Exercise inputs:
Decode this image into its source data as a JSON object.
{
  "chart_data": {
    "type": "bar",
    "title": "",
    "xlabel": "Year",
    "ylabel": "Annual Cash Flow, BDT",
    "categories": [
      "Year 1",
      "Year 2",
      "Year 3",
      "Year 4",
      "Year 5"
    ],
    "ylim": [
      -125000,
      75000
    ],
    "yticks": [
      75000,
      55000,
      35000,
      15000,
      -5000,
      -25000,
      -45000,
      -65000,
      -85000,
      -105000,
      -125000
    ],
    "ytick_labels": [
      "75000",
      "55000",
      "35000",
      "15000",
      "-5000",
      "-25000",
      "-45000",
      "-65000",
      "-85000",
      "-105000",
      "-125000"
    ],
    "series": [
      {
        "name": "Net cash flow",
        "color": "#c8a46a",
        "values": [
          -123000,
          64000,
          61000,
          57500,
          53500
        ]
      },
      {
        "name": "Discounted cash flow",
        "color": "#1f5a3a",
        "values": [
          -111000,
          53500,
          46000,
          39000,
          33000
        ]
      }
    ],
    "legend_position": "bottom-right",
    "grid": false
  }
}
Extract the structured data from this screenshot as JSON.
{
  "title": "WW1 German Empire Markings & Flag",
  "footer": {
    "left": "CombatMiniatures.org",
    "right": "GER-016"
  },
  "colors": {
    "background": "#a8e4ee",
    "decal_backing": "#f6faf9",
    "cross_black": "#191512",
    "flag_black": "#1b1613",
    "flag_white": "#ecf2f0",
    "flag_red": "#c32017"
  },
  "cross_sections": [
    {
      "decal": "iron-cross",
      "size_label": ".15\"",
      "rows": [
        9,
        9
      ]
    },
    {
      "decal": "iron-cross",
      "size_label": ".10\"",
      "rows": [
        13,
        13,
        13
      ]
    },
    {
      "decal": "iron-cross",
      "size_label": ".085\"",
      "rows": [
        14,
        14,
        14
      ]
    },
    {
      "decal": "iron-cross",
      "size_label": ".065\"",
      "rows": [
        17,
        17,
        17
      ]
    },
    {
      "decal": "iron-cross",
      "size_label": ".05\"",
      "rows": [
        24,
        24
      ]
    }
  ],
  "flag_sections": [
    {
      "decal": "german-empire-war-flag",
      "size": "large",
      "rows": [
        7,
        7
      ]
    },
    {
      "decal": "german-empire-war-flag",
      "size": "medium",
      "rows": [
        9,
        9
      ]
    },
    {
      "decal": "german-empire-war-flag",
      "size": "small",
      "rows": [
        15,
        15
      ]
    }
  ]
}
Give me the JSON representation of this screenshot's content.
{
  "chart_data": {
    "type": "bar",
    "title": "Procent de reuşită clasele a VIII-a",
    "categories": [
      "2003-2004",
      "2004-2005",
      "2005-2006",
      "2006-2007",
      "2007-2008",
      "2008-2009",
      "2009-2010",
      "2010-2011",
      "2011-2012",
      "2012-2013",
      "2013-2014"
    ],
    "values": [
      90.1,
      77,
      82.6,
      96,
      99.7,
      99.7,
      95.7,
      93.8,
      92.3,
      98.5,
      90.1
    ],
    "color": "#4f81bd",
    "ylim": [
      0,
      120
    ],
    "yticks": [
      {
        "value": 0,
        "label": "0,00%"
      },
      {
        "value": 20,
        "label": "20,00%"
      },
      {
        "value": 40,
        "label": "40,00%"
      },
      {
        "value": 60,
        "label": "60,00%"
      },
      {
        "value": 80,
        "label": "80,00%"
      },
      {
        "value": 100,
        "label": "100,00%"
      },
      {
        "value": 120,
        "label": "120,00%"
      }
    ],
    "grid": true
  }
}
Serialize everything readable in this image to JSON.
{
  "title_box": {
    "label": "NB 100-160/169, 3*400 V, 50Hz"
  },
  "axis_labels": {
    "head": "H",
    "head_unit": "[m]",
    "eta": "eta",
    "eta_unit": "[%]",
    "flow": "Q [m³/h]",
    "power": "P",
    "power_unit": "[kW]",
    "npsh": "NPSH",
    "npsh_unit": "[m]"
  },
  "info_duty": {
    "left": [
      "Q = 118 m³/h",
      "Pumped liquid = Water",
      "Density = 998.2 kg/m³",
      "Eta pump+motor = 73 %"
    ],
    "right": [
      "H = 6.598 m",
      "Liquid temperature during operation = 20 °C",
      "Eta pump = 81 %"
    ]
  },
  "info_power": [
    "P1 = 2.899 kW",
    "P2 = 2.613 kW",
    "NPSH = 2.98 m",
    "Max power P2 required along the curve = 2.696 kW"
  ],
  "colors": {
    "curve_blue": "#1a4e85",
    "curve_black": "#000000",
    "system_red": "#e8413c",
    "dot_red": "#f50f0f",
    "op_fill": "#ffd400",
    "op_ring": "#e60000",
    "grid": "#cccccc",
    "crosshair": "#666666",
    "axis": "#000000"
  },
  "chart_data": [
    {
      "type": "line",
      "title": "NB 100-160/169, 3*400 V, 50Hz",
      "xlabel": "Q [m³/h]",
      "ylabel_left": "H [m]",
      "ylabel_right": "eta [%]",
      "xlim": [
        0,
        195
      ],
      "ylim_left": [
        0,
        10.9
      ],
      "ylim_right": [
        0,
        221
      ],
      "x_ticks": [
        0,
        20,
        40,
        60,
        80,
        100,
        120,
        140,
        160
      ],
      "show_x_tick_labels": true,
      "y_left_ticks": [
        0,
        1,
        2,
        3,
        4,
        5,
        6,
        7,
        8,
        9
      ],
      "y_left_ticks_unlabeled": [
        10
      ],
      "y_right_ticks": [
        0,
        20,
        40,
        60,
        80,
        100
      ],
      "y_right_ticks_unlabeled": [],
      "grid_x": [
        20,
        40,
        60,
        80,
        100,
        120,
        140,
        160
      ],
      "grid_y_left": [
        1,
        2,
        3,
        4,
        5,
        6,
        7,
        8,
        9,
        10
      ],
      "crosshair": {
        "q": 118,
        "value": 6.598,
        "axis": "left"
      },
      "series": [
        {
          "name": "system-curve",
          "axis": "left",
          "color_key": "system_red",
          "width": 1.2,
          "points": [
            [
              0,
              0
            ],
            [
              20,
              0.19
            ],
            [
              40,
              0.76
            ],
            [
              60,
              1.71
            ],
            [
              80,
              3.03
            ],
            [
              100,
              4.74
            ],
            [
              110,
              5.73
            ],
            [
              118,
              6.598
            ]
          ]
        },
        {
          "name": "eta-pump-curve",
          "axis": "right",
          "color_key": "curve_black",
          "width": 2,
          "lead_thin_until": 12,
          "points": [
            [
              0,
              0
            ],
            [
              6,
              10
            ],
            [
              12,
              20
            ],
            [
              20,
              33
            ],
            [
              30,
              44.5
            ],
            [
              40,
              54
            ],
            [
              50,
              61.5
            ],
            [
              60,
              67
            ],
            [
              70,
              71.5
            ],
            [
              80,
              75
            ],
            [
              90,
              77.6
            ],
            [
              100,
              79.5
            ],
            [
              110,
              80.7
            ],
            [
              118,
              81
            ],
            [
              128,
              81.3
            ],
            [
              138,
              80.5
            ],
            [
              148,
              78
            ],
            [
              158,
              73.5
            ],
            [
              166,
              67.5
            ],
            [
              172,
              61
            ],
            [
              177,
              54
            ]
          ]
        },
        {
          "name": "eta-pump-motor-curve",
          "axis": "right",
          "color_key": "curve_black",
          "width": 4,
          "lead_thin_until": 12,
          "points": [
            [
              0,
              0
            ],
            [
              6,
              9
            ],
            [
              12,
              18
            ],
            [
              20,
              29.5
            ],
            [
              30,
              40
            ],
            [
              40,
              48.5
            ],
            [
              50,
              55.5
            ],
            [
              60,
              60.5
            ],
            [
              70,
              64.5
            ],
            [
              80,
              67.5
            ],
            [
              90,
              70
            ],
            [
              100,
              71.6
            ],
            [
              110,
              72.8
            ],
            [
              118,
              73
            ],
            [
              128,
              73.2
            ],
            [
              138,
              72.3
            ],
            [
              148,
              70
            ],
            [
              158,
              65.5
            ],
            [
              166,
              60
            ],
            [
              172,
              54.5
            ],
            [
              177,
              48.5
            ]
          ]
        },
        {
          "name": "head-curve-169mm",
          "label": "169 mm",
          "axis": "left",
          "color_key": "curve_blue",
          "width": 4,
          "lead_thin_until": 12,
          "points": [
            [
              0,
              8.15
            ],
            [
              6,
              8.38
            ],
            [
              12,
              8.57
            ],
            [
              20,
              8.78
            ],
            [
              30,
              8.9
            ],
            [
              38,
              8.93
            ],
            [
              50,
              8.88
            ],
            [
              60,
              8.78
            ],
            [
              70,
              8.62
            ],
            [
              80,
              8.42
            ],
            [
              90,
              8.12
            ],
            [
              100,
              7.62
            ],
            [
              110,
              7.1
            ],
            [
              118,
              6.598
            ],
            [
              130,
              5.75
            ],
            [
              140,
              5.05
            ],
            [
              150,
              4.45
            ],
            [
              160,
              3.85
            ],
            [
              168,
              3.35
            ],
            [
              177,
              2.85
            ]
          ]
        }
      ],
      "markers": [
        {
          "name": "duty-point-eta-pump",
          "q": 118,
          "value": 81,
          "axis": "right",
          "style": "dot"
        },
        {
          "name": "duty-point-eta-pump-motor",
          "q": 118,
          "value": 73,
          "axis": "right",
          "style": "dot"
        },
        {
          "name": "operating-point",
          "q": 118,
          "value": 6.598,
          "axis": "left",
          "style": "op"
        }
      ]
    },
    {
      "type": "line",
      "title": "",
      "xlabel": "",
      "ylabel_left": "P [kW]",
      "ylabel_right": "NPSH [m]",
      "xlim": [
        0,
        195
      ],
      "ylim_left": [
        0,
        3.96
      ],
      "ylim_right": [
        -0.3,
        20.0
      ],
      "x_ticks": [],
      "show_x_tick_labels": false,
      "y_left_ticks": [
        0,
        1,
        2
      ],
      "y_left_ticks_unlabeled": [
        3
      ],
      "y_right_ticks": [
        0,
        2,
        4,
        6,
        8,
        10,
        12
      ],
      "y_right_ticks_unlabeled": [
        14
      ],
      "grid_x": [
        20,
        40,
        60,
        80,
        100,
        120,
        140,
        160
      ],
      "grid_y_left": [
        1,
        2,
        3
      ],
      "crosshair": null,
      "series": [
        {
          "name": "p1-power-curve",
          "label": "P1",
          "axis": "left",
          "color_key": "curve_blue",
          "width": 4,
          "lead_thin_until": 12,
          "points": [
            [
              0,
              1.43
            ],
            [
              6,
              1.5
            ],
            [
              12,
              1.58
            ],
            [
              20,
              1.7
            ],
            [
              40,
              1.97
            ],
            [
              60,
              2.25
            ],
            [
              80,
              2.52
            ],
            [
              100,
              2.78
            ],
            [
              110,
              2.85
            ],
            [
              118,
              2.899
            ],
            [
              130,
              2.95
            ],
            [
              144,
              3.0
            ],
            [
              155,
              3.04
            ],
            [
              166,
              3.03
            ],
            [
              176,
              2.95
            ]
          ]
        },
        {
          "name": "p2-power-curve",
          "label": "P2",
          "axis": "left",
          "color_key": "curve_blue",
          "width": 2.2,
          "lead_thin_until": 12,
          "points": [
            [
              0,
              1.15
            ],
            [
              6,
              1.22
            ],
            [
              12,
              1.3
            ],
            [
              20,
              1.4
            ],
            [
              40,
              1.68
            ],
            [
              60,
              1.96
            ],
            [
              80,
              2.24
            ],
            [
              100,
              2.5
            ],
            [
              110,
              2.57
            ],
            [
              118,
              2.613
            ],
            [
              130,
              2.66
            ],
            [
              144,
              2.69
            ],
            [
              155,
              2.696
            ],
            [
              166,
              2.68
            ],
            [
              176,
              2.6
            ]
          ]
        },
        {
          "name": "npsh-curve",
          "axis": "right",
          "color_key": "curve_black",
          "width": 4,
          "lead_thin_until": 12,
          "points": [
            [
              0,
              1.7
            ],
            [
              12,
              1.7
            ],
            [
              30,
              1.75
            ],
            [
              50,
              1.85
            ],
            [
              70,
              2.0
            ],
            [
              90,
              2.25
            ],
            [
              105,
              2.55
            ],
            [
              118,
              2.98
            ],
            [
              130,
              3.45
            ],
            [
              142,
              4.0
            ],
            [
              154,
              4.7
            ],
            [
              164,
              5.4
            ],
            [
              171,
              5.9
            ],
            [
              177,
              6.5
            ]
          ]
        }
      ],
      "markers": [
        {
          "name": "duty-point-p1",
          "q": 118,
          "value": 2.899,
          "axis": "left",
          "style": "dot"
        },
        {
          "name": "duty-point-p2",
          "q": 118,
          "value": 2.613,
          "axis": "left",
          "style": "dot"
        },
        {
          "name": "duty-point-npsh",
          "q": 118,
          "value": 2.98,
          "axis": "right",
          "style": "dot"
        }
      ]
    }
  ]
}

Given task: Working from the entries above, return all lines that contain "crosshair".

Output for this task:
    "crosshair": "#666666",
      "crosshair": {
      "crosshair": null,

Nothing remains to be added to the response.